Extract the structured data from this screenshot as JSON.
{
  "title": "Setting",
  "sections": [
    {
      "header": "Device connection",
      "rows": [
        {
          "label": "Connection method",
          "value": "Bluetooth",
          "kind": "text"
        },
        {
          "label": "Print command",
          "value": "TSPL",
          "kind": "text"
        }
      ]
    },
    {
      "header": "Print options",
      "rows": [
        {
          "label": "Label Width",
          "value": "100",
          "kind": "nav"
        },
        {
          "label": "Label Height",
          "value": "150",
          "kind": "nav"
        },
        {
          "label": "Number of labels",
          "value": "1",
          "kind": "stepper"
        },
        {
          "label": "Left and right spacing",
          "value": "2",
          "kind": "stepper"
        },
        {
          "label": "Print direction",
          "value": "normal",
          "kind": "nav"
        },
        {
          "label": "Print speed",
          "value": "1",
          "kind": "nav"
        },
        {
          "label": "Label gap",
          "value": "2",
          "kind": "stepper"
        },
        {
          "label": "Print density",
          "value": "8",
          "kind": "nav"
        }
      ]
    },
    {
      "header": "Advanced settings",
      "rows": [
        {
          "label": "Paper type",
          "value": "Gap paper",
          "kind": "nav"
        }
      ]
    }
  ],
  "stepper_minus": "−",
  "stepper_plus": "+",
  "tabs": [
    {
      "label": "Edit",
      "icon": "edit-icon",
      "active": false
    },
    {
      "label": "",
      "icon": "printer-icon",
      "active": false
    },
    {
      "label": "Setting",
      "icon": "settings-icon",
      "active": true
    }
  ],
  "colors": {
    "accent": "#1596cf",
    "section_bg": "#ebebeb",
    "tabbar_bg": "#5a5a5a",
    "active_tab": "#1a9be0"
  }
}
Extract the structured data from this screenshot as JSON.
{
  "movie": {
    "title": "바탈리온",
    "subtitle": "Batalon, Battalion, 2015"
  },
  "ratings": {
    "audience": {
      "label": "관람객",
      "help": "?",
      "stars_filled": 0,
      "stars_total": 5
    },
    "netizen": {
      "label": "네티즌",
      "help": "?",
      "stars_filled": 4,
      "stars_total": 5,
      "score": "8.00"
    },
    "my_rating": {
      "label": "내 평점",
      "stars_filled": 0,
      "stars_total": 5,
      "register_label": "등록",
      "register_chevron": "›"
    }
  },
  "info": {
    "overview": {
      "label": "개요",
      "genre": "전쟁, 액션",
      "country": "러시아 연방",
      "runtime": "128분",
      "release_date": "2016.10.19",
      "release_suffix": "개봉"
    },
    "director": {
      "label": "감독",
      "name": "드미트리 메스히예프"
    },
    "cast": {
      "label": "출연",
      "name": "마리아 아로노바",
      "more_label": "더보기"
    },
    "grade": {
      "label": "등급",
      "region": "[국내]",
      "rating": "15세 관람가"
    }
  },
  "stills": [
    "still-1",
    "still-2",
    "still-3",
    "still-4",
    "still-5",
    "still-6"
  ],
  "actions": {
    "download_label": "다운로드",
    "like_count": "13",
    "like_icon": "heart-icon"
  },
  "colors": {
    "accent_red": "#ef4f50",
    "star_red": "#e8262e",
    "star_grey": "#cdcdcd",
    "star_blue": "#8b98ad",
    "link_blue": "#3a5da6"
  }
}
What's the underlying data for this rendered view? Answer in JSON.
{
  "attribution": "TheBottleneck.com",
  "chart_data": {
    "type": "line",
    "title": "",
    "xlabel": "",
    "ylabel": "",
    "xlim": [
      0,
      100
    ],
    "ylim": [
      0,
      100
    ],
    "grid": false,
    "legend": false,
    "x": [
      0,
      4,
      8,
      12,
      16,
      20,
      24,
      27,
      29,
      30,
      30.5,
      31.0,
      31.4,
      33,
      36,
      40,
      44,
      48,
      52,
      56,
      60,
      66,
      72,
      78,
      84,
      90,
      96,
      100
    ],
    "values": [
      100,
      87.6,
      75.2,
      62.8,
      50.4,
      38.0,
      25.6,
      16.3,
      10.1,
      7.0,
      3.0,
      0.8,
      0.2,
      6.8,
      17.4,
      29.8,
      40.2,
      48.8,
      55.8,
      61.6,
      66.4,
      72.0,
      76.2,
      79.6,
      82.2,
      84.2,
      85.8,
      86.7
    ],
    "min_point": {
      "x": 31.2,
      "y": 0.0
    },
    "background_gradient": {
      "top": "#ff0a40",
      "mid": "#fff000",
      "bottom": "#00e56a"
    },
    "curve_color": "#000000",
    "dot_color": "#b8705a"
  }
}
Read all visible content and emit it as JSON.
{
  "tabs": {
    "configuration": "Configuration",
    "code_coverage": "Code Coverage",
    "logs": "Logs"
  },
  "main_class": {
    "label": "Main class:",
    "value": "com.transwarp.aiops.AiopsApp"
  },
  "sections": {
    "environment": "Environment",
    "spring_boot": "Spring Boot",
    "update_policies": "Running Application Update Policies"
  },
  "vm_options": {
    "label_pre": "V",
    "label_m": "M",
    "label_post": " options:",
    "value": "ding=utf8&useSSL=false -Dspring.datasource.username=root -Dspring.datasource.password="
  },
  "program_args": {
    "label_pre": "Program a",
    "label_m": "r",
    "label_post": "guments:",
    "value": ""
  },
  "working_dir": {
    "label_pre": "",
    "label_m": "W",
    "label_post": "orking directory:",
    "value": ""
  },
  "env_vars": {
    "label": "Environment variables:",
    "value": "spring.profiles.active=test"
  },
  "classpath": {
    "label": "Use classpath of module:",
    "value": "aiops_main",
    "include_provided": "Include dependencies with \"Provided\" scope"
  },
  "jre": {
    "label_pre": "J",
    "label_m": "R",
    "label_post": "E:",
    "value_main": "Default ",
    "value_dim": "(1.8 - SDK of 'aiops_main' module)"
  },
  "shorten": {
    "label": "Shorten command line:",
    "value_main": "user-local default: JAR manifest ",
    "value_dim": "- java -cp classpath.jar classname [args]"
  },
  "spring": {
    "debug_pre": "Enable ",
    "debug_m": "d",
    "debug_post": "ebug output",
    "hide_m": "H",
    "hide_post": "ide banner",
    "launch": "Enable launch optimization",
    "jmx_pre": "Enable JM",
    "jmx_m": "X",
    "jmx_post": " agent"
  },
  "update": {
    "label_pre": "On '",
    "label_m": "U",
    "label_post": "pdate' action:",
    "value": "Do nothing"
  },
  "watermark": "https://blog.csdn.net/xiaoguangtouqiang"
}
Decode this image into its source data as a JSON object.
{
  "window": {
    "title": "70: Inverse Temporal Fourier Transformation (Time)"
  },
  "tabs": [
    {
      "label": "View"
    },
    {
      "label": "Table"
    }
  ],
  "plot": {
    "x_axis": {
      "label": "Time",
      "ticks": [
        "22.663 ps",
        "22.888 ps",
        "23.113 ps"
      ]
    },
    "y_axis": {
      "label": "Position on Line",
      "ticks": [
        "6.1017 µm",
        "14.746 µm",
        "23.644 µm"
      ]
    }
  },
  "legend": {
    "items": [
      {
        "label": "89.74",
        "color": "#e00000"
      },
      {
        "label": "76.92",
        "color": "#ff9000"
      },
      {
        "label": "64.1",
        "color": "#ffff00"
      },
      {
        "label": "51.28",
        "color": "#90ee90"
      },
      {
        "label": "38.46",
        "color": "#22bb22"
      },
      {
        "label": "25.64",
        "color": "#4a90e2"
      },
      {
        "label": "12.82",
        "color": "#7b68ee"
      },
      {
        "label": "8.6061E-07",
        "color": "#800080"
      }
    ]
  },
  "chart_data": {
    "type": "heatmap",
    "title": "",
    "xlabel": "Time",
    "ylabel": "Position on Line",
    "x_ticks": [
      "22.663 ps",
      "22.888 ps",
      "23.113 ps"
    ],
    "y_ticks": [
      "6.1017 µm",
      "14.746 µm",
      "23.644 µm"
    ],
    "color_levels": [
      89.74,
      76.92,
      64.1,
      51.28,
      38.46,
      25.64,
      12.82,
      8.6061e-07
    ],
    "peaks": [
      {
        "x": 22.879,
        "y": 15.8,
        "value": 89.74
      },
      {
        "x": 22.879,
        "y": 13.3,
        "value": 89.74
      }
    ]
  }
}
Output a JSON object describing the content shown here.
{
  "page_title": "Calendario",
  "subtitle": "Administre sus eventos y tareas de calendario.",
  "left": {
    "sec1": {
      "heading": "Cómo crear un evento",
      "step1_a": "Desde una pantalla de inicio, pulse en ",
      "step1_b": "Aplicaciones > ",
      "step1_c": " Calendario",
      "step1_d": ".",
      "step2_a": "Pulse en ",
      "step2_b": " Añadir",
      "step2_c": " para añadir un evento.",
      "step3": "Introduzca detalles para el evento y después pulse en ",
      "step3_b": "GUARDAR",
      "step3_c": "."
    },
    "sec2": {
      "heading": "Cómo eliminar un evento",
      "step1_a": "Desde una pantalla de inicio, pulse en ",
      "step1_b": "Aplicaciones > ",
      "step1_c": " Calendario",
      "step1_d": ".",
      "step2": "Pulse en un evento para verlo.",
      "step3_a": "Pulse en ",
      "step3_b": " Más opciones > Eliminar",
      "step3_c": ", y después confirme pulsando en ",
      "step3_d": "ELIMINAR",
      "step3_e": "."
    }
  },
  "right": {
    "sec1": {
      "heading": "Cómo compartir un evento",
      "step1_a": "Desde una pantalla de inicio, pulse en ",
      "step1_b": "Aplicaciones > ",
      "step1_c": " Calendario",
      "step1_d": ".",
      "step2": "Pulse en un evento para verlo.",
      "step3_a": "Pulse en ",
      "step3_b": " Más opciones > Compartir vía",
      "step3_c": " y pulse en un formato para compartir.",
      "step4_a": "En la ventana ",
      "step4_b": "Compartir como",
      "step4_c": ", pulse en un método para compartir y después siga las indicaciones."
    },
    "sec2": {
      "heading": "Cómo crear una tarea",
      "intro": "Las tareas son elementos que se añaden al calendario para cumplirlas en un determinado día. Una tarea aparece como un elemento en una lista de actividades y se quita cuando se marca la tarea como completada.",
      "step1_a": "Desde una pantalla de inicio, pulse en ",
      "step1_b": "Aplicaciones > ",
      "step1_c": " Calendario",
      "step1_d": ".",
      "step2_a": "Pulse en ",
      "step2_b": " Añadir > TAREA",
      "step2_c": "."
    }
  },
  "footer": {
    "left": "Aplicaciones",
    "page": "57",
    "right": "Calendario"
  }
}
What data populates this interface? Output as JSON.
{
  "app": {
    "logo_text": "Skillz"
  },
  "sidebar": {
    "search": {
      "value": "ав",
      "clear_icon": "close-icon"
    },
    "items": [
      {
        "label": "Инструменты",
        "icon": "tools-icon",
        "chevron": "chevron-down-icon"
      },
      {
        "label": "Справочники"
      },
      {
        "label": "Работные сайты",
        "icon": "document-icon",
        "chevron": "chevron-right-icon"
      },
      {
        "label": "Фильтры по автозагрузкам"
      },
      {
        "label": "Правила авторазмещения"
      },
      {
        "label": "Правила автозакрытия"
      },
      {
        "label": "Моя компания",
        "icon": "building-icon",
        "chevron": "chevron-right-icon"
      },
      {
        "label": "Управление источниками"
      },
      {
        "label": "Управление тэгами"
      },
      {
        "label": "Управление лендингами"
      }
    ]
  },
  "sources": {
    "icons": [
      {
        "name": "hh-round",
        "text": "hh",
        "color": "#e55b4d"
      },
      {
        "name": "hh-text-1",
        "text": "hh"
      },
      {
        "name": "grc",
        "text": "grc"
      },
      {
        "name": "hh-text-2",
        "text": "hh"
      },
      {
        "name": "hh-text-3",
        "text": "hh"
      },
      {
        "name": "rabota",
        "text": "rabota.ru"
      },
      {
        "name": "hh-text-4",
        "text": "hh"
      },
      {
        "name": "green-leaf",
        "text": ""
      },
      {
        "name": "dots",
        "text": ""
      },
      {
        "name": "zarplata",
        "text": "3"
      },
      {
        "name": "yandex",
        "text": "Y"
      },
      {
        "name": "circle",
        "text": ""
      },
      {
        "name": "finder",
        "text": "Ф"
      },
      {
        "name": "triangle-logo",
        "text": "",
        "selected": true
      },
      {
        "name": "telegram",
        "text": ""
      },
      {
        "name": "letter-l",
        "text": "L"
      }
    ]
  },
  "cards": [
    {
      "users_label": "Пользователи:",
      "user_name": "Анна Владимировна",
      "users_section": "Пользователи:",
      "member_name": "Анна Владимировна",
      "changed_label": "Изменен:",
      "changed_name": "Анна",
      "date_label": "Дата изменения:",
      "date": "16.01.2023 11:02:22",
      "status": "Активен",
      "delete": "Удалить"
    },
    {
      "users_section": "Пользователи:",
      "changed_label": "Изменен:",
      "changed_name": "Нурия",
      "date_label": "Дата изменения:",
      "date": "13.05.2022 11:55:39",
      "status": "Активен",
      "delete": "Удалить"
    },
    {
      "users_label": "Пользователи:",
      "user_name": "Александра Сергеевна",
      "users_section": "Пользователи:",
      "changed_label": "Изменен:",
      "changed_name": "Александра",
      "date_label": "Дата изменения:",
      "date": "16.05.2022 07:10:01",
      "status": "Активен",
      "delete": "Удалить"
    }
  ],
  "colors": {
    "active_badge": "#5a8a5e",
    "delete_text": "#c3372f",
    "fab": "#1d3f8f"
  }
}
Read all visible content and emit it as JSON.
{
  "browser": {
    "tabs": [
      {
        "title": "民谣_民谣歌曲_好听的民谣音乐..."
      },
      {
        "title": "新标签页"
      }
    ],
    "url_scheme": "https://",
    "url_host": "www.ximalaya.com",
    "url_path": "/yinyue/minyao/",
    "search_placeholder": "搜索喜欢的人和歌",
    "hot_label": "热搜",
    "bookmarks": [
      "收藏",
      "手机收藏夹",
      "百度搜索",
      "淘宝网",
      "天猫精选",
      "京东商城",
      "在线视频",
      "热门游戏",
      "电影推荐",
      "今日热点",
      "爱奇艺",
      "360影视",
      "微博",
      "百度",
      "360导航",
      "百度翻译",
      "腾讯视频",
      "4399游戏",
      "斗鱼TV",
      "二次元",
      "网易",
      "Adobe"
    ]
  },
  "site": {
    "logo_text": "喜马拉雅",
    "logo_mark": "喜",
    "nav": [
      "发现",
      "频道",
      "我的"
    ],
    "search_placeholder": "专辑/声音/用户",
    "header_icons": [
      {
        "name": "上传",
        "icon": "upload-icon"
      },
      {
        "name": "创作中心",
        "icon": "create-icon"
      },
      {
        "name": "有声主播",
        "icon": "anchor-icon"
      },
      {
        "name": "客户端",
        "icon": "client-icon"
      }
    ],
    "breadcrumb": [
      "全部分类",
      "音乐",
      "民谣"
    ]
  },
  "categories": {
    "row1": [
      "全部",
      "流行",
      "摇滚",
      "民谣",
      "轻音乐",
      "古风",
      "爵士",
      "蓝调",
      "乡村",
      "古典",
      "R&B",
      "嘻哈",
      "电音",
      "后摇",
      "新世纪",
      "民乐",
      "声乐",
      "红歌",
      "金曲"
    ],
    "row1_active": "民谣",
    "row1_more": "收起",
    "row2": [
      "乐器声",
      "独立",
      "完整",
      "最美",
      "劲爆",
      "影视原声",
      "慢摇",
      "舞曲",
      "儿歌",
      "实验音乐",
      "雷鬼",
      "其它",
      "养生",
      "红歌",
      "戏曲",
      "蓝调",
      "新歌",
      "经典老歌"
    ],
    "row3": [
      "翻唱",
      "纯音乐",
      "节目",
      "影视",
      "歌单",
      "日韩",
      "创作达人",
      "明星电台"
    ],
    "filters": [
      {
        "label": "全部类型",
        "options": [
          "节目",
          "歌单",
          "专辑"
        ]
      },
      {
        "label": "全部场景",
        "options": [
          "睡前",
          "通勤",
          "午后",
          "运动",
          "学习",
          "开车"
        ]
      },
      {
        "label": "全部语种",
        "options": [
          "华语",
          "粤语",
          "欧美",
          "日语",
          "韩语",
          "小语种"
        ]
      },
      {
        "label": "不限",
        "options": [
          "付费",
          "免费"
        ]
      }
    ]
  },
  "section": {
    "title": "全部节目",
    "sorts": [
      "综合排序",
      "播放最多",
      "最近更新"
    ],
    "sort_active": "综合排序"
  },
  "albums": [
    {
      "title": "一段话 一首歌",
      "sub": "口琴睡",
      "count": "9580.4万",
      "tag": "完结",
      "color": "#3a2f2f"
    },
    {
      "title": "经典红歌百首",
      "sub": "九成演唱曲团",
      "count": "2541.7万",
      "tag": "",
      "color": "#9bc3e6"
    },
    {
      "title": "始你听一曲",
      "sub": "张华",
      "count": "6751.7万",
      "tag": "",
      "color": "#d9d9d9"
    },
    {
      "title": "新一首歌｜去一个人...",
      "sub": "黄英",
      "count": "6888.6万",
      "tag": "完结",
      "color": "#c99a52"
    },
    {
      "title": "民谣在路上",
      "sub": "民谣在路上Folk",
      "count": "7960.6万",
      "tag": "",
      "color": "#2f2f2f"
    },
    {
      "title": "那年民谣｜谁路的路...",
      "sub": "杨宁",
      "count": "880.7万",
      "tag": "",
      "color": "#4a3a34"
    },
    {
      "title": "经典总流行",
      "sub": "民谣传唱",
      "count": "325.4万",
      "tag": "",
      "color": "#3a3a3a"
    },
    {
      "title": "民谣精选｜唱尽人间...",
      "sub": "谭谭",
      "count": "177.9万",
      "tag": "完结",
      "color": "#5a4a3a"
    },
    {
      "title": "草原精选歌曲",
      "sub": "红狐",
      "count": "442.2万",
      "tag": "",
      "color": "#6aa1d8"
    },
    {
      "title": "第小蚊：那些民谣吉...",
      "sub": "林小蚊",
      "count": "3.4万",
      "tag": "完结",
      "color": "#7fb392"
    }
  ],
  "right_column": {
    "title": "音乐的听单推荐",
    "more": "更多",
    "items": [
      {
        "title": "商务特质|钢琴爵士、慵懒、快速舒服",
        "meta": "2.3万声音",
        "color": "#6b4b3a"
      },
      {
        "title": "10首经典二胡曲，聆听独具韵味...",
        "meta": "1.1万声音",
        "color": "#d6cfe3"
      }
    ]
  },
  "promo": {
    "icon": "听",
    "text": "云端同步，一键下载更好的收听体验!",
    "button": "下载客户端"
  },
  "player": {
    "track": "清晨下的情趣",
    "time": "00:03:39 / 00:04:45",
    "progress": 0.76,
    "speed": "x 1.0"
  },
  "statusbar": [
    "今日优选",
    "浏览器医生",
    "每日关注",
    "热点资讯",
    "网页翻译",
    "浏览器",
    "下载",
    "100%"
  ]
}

■ The problem ■
Identify each line containing the string "Environment" and copy it out.

■ Reply ■
    "environment": "Environment",
    "label": "Environment variables:",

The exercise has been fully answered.